Exercise >> Write out each line from the data below that includes the word "name".

+-------+

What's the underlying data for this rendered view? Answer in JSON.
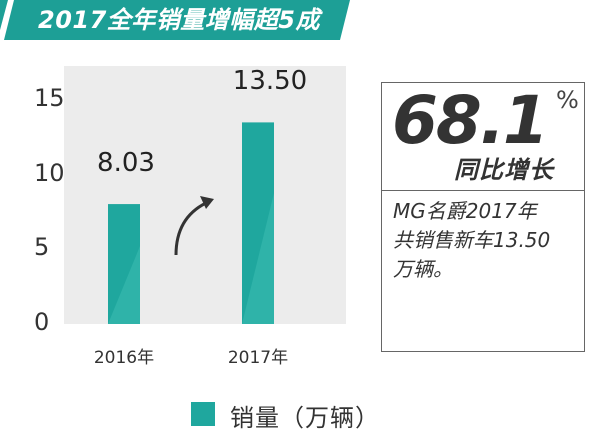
{
  "header": {
    "title": "2017全年销量增幅超5成"
  },
  "chart_data": {
    "type": "bar",
    "categories": [
      "2016年",
      "2017年"
    ],
    "values": [
      8.03,
      13.5
    ],
    "value_labels": [
      "8.03",
      "13.50"
    ],
    "ylim": [
      0,
      15
    ],
    "yticks": [
      "0",
      "5",
      "10",
      "15"
    ],
    "legend": "销量（万辆）",
    "legend_position": "bottom",
    "grid": false
  },
  "info": {
    "percent": "68.1",
    "percent_sign": "%",
    "label": "同比增长",
    "desc_lines": [
      "MG名爵2017年",
      "共销售新车13.50",
      "万辆。"
    ]
  },
  "colors": {
    "bar": "#1fa79e",
    "bar_light": "#3dbdb3",
    "title_bg": "#1d9f96",
    "plot_bg": "#ececec"
  }
}
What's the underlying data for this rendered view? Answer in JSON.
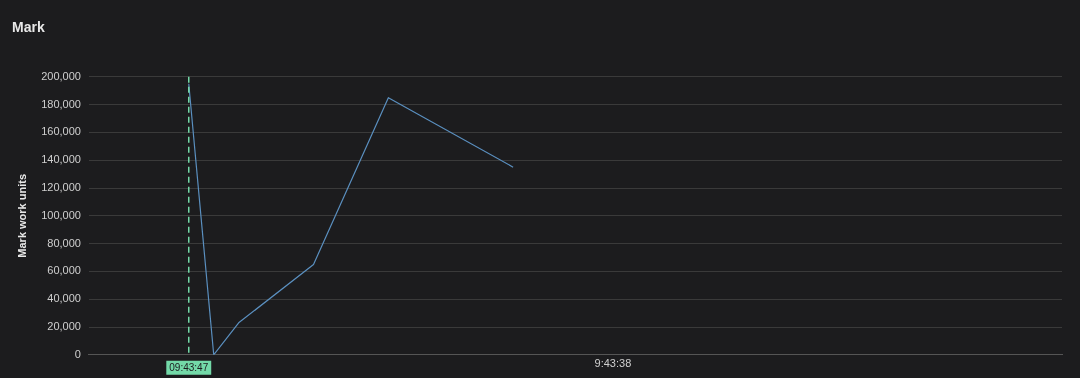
{
  "chart_data": {
    "type": "line",
    "title": "Mark",
    "ylabel": "Mark work units",
    "categories": [
      null,
      null,
      null,
      null,
      "09:43:47",
      null,
      null,
      null,
      null,
      null,
      null,
      null,
      null,
      null,
      null,
      null,
      null,
      null,
      null,
      null,
      null,
      "9:43:38",
      null,
      null,
      null,
      null,
      null,
      null,
      null,
      null,
      null,
      null,
      null,
      null,
      null,
      null,
      null,
      null,
      null,
      null
    ],
    "series": [
      {
        "color": "#5a8fbf",
        "values": [
          null,
          null,
          null,
          null,
          195000,
          0,
          23000,
          null,
          null,
          65000,
          null,
          null,
          185000,
          null,
          null,
          null,
          null,
          135000,
          null,
          null,
          null,
          null,
          null,
          null,
          null,
          null,
          null,
          null,
          null,
          null,
          null,
          null,
          null,
          null,
          null,
          null,
          null,
          null,
          null,
          null
        ]
      }
    ],
    "ylim": [
      0,
      200000
    ],
    "yticks": [
      {
        "value": 0,
        "label": "0"
      },
      {
        "value": 20000,
        "label": "20,000"
      },
      {
        "value": 40000,
        "label": "40,000"
      },
      {
        "value": 60000,
        "label": "60,000"
      },
      {
        "value": 80000,
        "label": "80,000"
      },
      {
        "value": 100000,
        "label": "100,000"
      },
      {
        "value": 120000,
        "label": "120,000"
      },
      {
        "value": 140000,
        "label": "140,000"
      },
      {
        "value": 160000,
        "label": "160,000"
      },
      {
        "value": 180000,
        "label": "180,000"
      },
      {
        "value": 200000,
        "label": "200,000"
      }
    ],
    "ref_lines": [
      {
        "axis": "x",
        "value": "09:43:47",
        "color": "#73d9a8",
        "line_style": "dashed"
      }
    ],
    "grid": "y",
    "legend": false,
    "marker": "none",
    "line_style": "solid"
  }
}
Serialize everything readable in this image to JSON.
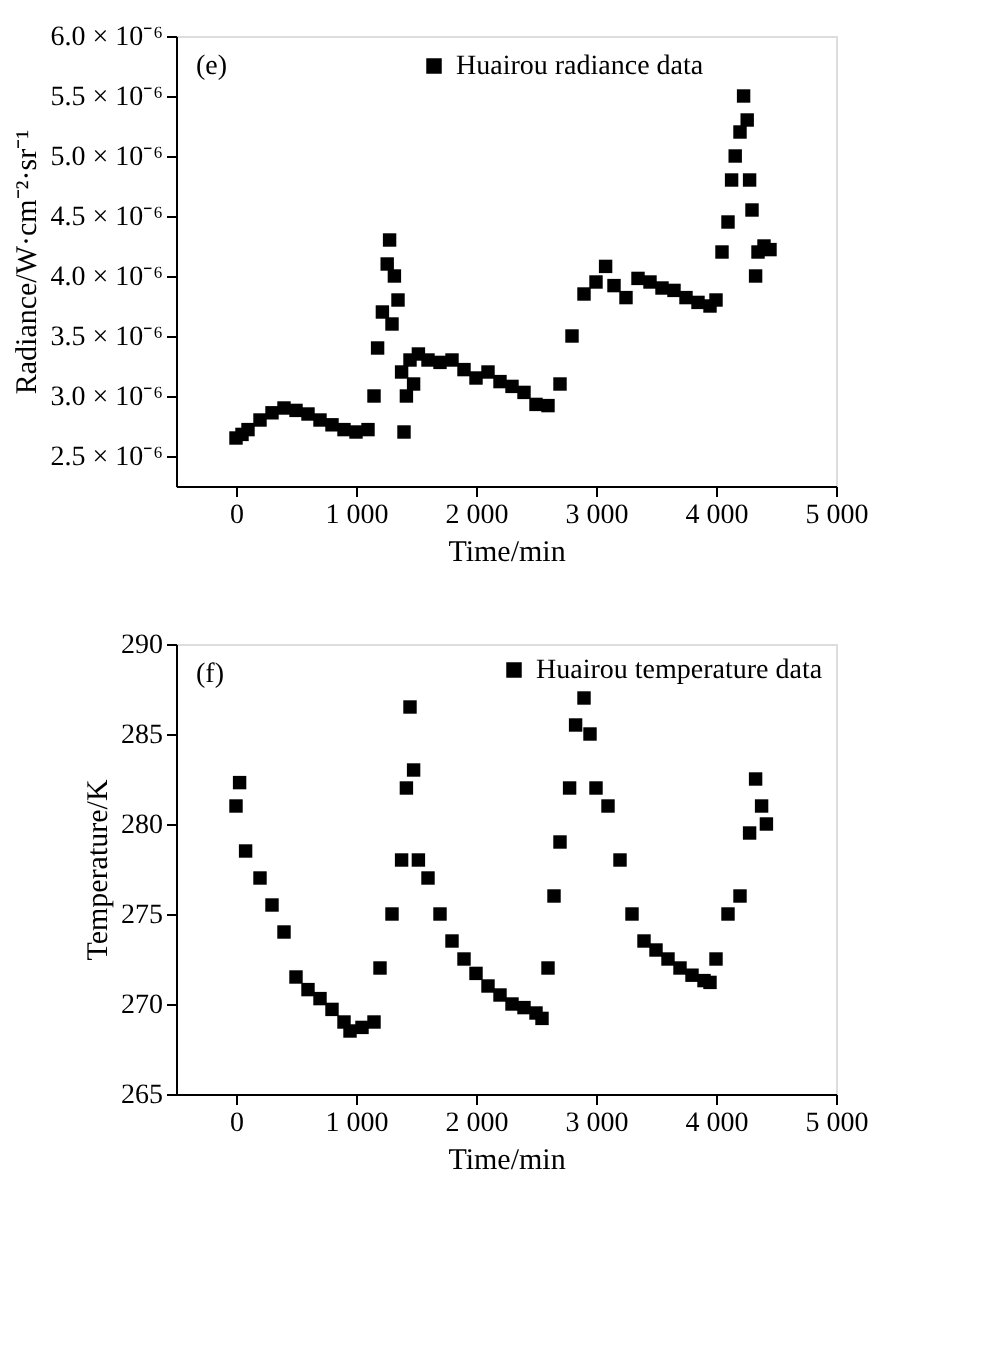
{
  "chart_data": [
    {
      "type": "scatter",
      "annotations": [
        "(e)"
      ],
      "xlabel": "Time/min",
      "ylabel": "Radiance/W·cm⁻²·sr⁻¹",
      "marker": "square",
      "legend": "top",
      "grid": false,
      "xlim": [
        -500,
        5000
      ],
      "xticks": [
        {
          "value": 0,
          "label": "0"
        },
        {
          "value": 1000,
          "label": "1 000"
        },
        {
          "value": 2000,
          "label": "2 000"
        },
        {
          "value": 3000,
          "label": "3 000"
        },
        {
          "value": 4000,
          "label": "4 000"
        },
        {
          "value": 5000,
          "label": "5 000"
        }
      ],
      "ylim": [
        2.25e-06,
        6e-06
      ],
      "yticks": [
        {
          "value": 2.5e-06,
          "label": "2.5 × 10⁻⁶"
        },
        {
          "value": 3e-06,
          "label": "3.0 × 10⁻⁶"
        },
        {
          "value": 3.5e-06,
          "label": "3.5 × 10⁻⁶"
        },
        {
          "value": 4e-06,
          "label": "4.0 × 10⁻⁶"
        },
        {
          "value": 4.5e-06,
          "label": "4.5 × 10⁻⁶"
        },
        {
          "value": 5e-06,
          "label": "5.0 × 10⁻⁶"
        },
        {
          "value": 5.5e-06,
          "label": "5.5 × 10⁻⁶"
        },
        {
          "value": 6e-06,
          "label": "6.0 × 10⁻⁶"
        }
      ],
      "series": [
        {
          "name": "Huairou radiance data",
          "color": "#000000",
          "x": [
            0,
            50,
            100,
            200,
            300,
            400,
            500,
            600,
            700,
            800,
            900,
            1000,
            1100,
            1150,
            1180,
            1220,
            1260,
            1280,
            1300,
            1320,
            1350,
            1380,
            1400,
            1420,
            1450,
            1480,
            1520,
            1600,
            1700,
            1800,
            1900,
            2000,
            2100,
            2200,
            2300,
            2400,
            2500,
            2600,
            2700,
            2800,
            2900,
            3000,
            3080,
            3150,
            3250,
            3350,
            3450,
            3550,
            3650,
            3750,
            3850,
            3950,
            4000,
            4050,
            4100,
            4130,
            4160,
            4200,
            4230,
            4260,
            4280,
            4300,
            4330,
            4350,
            4400,
            4450
          ],
          "values": [
            2.65e-06,
            2.68e-06,
            2.72e-06,
            2.8e-06,
            2.86e-06,
            2.9e-06,
            2.88e-06,
            2.85e-06,
            2.8e-06,
            2.76e-06,
            2.72e-06,
            2.7e-06,
            2.72e-06,
            3e-06,
            3.4e-06,
            3.7e-06,
            4.1e-06,
            4.3e-06,
            3.6e-06,
            4e-06,
            3.8e-06,
            3.2e-06,
            2.7e-06,
            3e-06,
            3.3e-06,
            3.1e-06,
            3.35e-06,
            3.3e-06,
            3.28e-06,
            3.3e-06,
            3.22e-06,
            3.15e-06,
            3.2e-06,
            3.12e-06,
            3.08e-06,
            3.03e-06,
            2.93e-06,
            2.92e-06,
            3.1e-06,
            3.5e-06,
            3.85e-06,
            3.95e-06,
            4.08e-06,
            3.92e-06,
            3.82e-06,
            3.98e-06,
            3.95e-06,
            3.9e-06,
            3.88e-06,
            3.82e-06,
            3.78e-06,
            3.75e-06,
            3.8e-06,
            4.2e-06,
            4.45e-06,
            4.8e-06,
            5e-06,
            5.2e-06,
            5.5e-06,
            5.3e-06,
            4.8e-06,
            4.55e-06,
            4e-06,
            4.2e-06,
            4.25e-06,
            4.22e-06
          ]
        }
      ]
    },
    {
      "type": "scatter",
      "annotations": [
        "(f)"
      ],
      "xlabel": "Time/min",
      "ylabel": "Temperature/K",
      "marker": "square",
      "legend": "top right",
      "grid": false,
      "xlim": [
        -500,
        5000
      ],
      "xticks": [
        {
          "value": 0,
          "label": "0"
        },
        {
          "value": 1000,
          "label": "1 000"
        },
        {
          "value": 2000,
          "label": "2 000"
        },
        {
          "value": 3000,
          "label": "3 000"
        },
        {
          "value": 4000,
          "label": "4 000"
        },
        {
          "value": 5000,
          "label": "5 000"
        }
      ],
      "ylim": [
        265,
        290
      ],
      "yticks": [
        265,
        270,
        275,
        280,
        285,
        290
      ],
      "series": [
        {
          "name": "Huairou temperature data",
          "color": "#000000",
          "x": [
            0,
            30,
            80,
            200,
            300,
            400,
            500,
            600,
            700,
            800,
            900,
            950,
            1050,
            1150,
            1200,
            1300,
            1380,
            1420,
            1450,
            1480,
            1520,
            1600,
            1700,
            1800,
            1900,
            2000,
            2100,
            2200,
            2300,
            2400,
            2500,
            2550,
            2600,
            2650,
            2700,
            2780,
            2830,
            2900,
            2950,
            3000,
            3100,
            3200,
            3300,
            3400,
            3500,
            3600,
            3700,
            3800,
            3900,
            3950,
            4000,
            4100,
            4200,
            4280,
            4330,
            4380,
            4420
          ],
          "values": [
            281,
            282.3,
            278.5,
            277,
            275.5,
            274,
            271.5,
            270.8,
            270.3,
            269.7,
            269,
            268.5,
            268.7,
            269,
            272,
            275,
            278,
            282,
            286.5,
            283,
            278,
            277,
            275,
            273.5,
            272.5,
            271.7,
            271,
            270.5,
            270,
            269.8,
            269.5,
            269.2,
            272,
            276,
            279,
            282,
            285.5,
            287,
            285,
            282,
            281,
            278,
            275,
            273.5,
            273,
            272.5,
            272,
            271.6,
            271.3,
            271.2,
            272.5,
            275,
            276,
            279.5,
            282.5,
            281,
            280
          ]
        }
      ]
    }
  ]
}
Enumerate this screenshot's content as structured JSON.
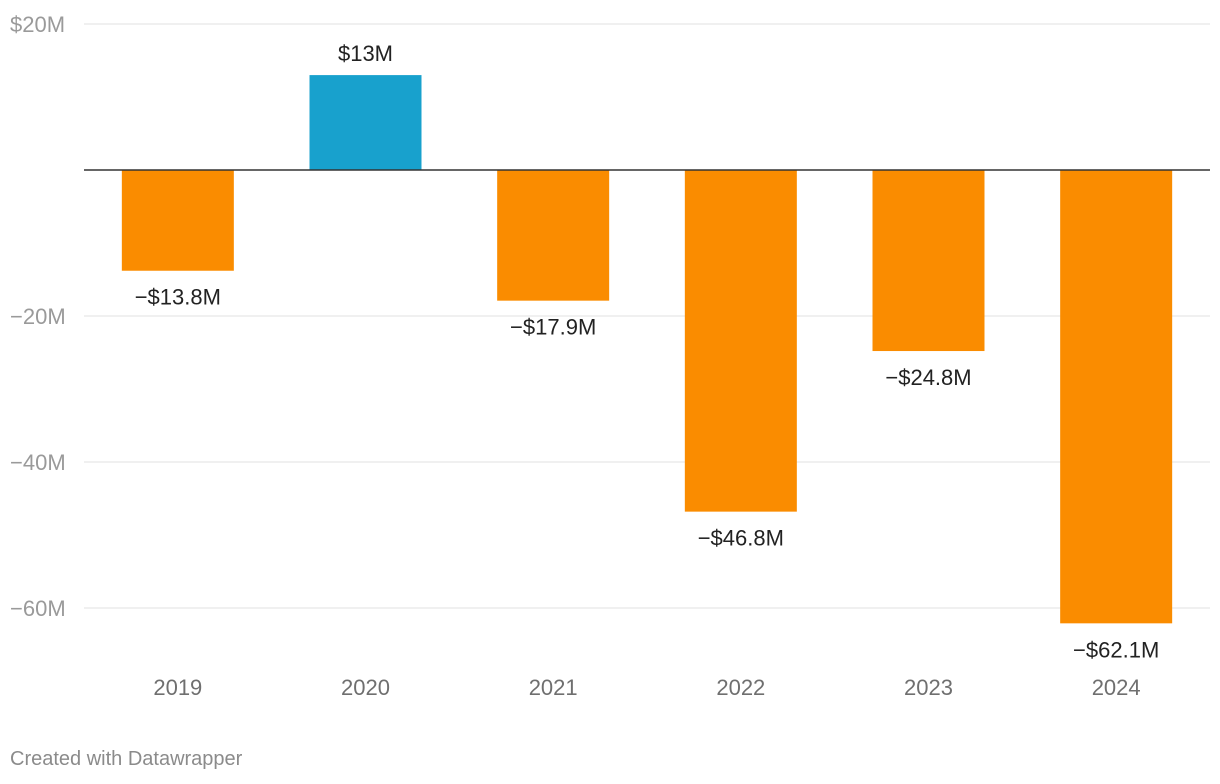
{
  "chart_data": {
    "type": "bar",
    "categories": [
      "2019",
      "2020",
      "2021",
      "2022",
      "2023",
      "2024"
    ],
    "values": [
      -13.8,
      13,
      -17.9,
      -46.8,
      -24.8,
      -62.1
    ],
    "value_labels": [
      "−$13.8M",
      "$13M",
      "−$17.9M",
      "−$46.8M",
      "−$24.8M",
      "−$62.1M"
    ],
    "unit": "$M",
    "ylim": [
      -70,
      20
    ],
    "yticks": [
      {
        "value": 20,
        "label": "$20M"
      },
      {
        "value": -20,
        "label": "−20M"
      },
      {
        "value": -40,
        "label": "−40M"
      },
      {
        "value": -60,
        "label": "−60M"
      }
    ],
    "grid": true,
    "colors": {
      "positive": "#18a1cd",
      "negative": "#fa8c00",
      "baseline": "#333333",
      "grid": "#e2e2e2"
    }
  },
  "footer": {
    "credit": "Created with Datawrapper"
  }
}
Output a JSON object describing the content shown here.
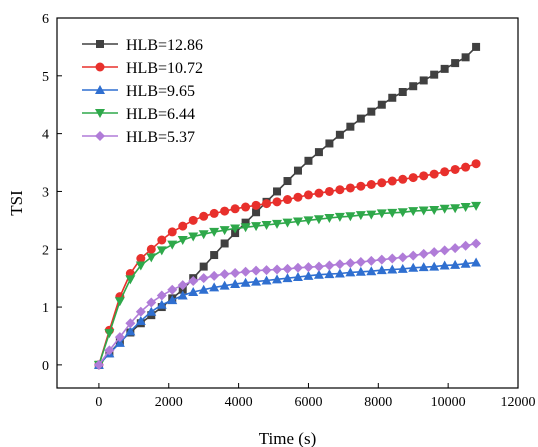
{
  "chart_data": {
    "type": "line",
    "title": "",
    "xlabel": "Time (s)",
    "ylabel": "TSI",
    "xlim": [
      -1200,
      12000
    ],
    "ylim": [
      -0.4,
      6
    ],
    "xticks": [
      0,
      2000,
      4000,
      6000,
      8000,
      10000,
      12000
    ],
    "yticks": [
      0,
      1,
      2,
      3,
      4,
      5,
      6
    ],
    "grid": false,
    "legend_position": "top-left",
    "x": [
      0,
      300,
      600,
      900,
      1200,
      1500,
      1800,
      2100,
      2400,
      2700,
      3000,
      3300,
      3600,
      3900,
      4200,
      4500,
      4800,
      5100,
      5400,
      5700,
      6000,
      6300,
      6600,
      6900,
      7200,
      7500,
      7800,
      8100,
      8400,
      8700,
      9000,
      9300,
      9600,
      9900,
      10200,
      10500,
      10800
    ],
    "series": [
      {
        "name": "HLB=12.86",
        "color": "#404040",
        "marker": "square",
        "values": [
          0,
          0.2,
          0.4,
          0.56,
          0.72,
          0.86,
          1.0,
          1.15,
          1.3,
          1.5,
          1.7,
          1.9,
          2.1,
          2.28,
          2.46,
          2.64,
          2.82,
          3.0,
          3.18,
          3.36,
          3.53,
          3.68,
          3.83,
          3.98,
          4.12,
          4.26,
          4.38,
          4.5,
          4.62,
          4.72,
          4.82,
          4.92,
          5.02,
          5.12,
          5.22,
          5.32,
          5.5
        ]
      },
      {
        "name": "HLB=10.72",
        "color": "#e8302c",
        "marker": "circle",
        "values": [
          0,
          0.6,
          1.18,
          1.58,
          1.84,
          2.0,
          2.16,
          2.3,
          2.4,
          2.5,
          2.57,
          2.62,
          2.66,
          2.7,
          2.73,
          2.76,
          2.79,
          2.82,
          2.86,
          2.9,
          2.94,
          2.97,
          3.0,
          3.03,
          3.06,
          3.09,
          3.12,
          3.15,
          3.18,
          3.21,
          3.24,
          3.27,
          3.3,
          3.34,
          3.38,
          3.42,
          3.48
        ]
      },
      {
        "name": "HLB=9.65",
        "color": "#2f6fd0",
        "marker": "triangle-up",
        "values": [
          0,
          0.2,
          0.38,
          0.58,
          0.76,
          0.92,
          1.04,
          1.12,
          1.2,
          1.26,
          1.3,
          1.34,
          1.37,
          1.4,
          1.42,
          1.44,
          1.46,
          1.48,
          1.5,
          1.52,
          1.54,
          1.56,
          1.57,
          1.58,
          1.6,
          1.61,
          1.62,
          1.64,
          1.65,
          1.66,
          1.68,
          1.69,
          1.7,
          1.72,
          1.73,
          1.75,
          1.77
        ]
      },
      {
        "name": "HLB=6.44",
        "color": "#2ea84a",
        "marker": "triangle-down",
        "values": [
          0,
          0.55,
          1.1,
          1.48,
          1.72,
          1.86,
          1.98,
          2.08,
          2.16,
          2.22,
          2.26,
          2.3,
          2.33,
          2.36,
          2.38,
          2.4,
          2.42,
          2.44,
          2.46,
          2.48,
          2.5,
          2.52,
          2.54,
          2.56,
          2.57,
          2.59,
          2.6,
          2.62,
          2.63,
          2.64,
          2.66,
          2.67,
          2.68,
          2.7,
          2.71,
          2.73,
          2.75
        ]
      },
      {
        "name": "HLB=5.37",
        "color": "#b07cd8",
        "marker": "diamond",
        "values": [
          0,
          0.25,
          0.48,
          0.72,
          0.92,
          1.08,
          1.2,
          1.3,
          1.38,
          1.45,
          1.5,
          1.54,
          1.57,
          1.59,
          1.61,
          1.63,
          1.64,
          1.65,
          1.66,
          1.68,
          1.69,
          1.7,
          1.72,
          1.74,
          1.76,
          1.78,
          1.8,
          1.82,
          1.84,
          1.86,
          1.89,
          1.92,
          1.95,
          1.98,
          2.02,
          2.06,
          2.1
        ]
      }
    ]
  }
}
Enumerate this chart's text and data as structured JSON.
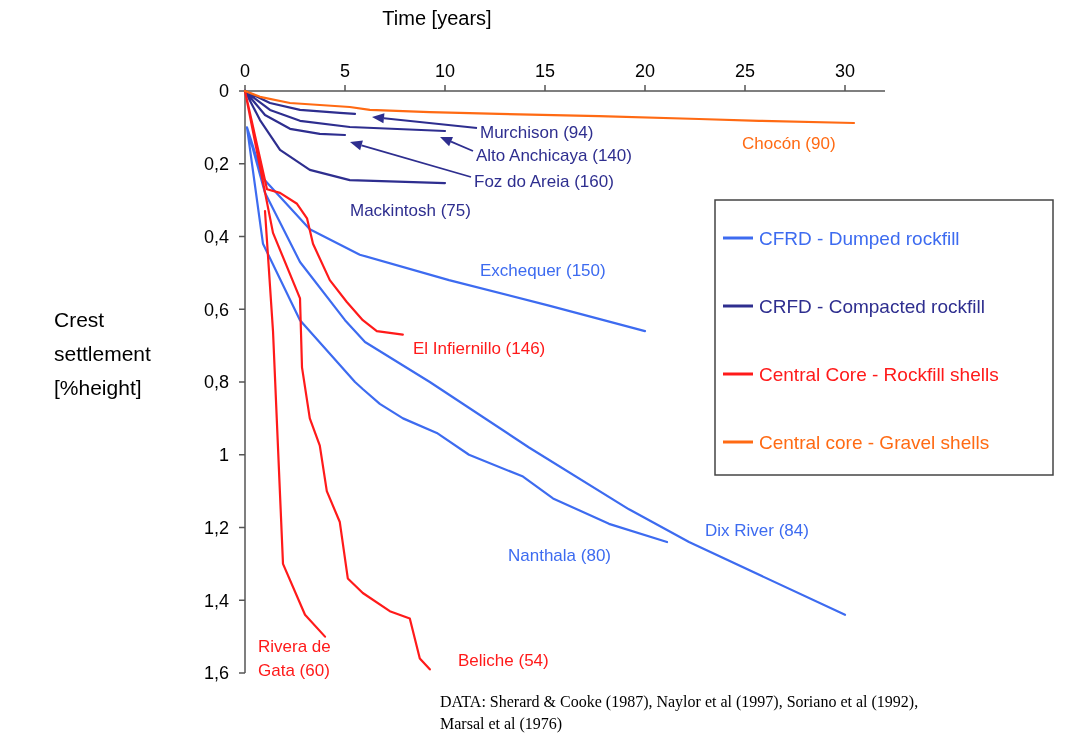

+-------+

Output for this task >>
          "name": "Huairou radiance data",
          "name": "Huairou temperature data",
        "name": "HLB=12.86",
        "name": "HLB=10.72",
        "name": "HLB=9.65",
        "name": "HLB=6.44",
        "name": "HLB=5.37",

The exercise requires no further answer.